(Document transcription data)
__________________________________________________
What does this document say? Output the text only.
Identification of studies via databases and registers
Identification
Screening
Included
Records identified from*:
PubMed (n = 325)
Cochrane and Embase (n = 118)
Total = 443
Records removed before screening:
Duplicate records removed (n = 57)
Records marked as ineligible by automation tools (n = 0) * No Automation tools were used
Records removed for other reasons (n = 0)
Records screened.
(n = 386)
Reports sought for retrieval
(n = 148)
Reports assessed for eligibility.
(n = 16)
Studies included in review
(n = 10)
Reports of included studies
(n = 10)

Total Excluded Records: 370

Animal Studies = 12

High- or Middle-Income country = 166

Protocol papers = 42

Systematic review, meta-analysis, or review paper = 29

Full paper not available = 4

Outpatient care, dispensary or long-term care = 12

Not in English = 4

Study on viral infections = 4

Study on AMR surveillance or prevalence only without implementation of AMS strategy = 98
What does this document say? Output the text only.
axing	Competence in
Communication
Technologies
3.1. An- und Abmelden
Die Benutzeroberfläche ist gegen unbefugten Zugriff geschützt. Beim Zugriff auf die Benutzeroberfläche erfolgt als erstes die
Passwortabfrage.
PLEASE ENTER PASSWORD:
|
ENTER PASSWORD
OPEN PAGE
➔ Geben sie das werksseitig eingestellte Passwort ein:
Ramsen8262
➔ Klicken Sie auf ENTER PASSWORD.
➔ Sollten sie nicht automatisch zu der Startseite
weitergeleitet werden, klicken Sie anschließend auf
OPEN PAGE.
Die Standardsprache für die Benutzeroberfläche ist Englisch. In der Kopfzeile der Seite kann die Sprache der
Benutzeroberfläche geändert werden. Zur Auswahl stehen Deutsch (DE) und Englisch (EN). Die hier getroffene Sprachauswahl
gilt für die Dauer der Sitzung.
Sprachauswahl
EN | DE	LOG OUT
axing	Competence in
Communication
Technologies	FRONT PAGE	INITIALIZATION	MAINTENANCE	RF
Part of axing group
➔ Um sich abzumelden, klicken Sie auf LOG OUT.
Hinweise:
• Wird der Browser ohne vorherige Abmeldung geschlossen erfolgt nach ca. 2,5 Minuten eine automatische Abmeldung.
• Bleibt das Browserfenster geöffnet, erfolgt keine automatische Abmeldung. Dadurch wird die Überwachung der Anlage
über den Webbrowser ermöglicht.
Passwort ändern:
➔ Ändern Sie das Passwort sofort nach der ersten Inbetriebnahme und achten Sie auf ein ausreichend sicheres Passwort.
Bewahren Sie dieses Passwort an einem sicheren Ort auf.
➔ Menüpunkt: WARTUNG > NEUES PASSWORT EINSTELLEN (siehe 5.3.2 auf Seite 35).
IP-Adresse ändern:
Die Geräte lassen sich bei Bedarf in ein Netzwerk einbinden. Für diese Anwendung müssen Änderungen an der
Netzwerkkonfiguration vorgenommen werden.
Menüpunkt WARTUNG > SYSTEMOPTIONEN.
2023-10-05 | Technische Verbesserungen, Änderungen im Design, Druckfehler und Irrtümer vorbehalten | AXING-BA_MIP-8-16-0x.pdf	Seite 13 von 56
__________________________________________________
Return every record above exactly, line by line.

*EXERCISE ANSWER*.
What does this document say? Output the text only.
Identification of studies via databases and registers
Identification
Screening
Included
Records identified from*:
PubMed (n = 325)
Cochrane and Embase (n = 118)
Total = 443
Records removed before screening:
Duplicate records removed (n = 57)
Records marked as ineligible by automation tools (n = 0) * No Automation tools were used
Records removed for other reasons (n = 0)
Records screened.
(n = 386)
Reports sought for retrieval
(n = 148)
Reports assessed for eligibility.
(n = 16)
Studies included in review
(n = 10)
Reports of included studies
(n = 10)

Total Excluded Records: 370

Animal Studies = 12

High- or Middle-Income country = 166

Protocol papers = 42

Systematic review, meta-analysis, or review paper = 29

Full paper not available = 4

Outpatient care, dispensary or long-term care = 12

Not in English = 4

Study on viral infections = 4

Study on AMR surveillance or prevalence only without implementation of AMS strategy = 98
What does this document say? Output the text only.
axing	Competence in
Communication
Technologies
3.1. An- und Abmelden
Die Benutzeroberfläche ist gegen unbefugten Zugriff geschützt. Beim Zugriff auf die Benutzeroberfläche erfolgt als erstes die
Passwortabfrage.
PLEASE ENTER PASSWORD:
|
ENTER PASSWORD
OPEN PAGE
➔ Geben sie das werksseitig eingestellte Passwort ein:
Ramsen8262
➔ Klicken Sie auf ENTER PASSWORD.
➔ Sollten sie nicht automatisch zu der Startseite
weitergeleitet werden, klicken Sie anschließend auf
OPEN PAGE.
Die Standardsprache für die Benutzeroberfläche ist Englisch. In der Kopfzeile der Seite kann die Sprache der
Benutzeroberfläche geändert werden. Zur Auswahl stehen Deutsch (DE) und Englisch (EN). Die hier getroffene Sprachauswahl
gilt für die Dauer der Sitzung.
Sprachauswahl
EN | DE	LOG OUT
axing	Competence in
Communication
Technologies	FRONT PAGE	INITIALIZATION	MAINTENANCE	RF
Part of axing group
➔ Um sich abzumelden, klicken Sie auf LOG OUT.
Hinweise:
• Wird der Browser ohne vorherige Abmeldung geschlossen erfolgt nach ca. 2,5 Minuten eine automatische Abmeldung.
• Bleibt das Browserfenster geöffnet, erfolgt keine automatische Abmeldung. Dadurch wird die Überwachung der Anlage
über den Webbrowser ermöglicht.
Passwort ändern:
➔ Ändern Sie das Passwort sofort nach der ersten Inbetriebnahme und achten Sie auf ein ausreichend sicheres Passwort.
Bewahren Sie dieses Passwort an einem sicheren Ort auf.
➔ Menüpunkt: WARTUNG > NEUES PASSWORT EINSTELLEN (siehe 5.3.2 auf Seite 35).
IP-Adresse ändern:
Die Geräte lassen sich bei Bedarf in ein Netzwerk einbinden. Für diese Anwendung müssen Änderungen an der
Netzwerkkonfiguration vorgenommen werden.
Menüpunkt WARTUNG > SYSTEMOPTIONEN.
2023-10-05 | Technische Verbesserungen, Änderungen im Design, Druckfehler und Irrtümer vorbehalten | AXING-BA_MIP-8-16-0x.pdf	Seite 13 von 56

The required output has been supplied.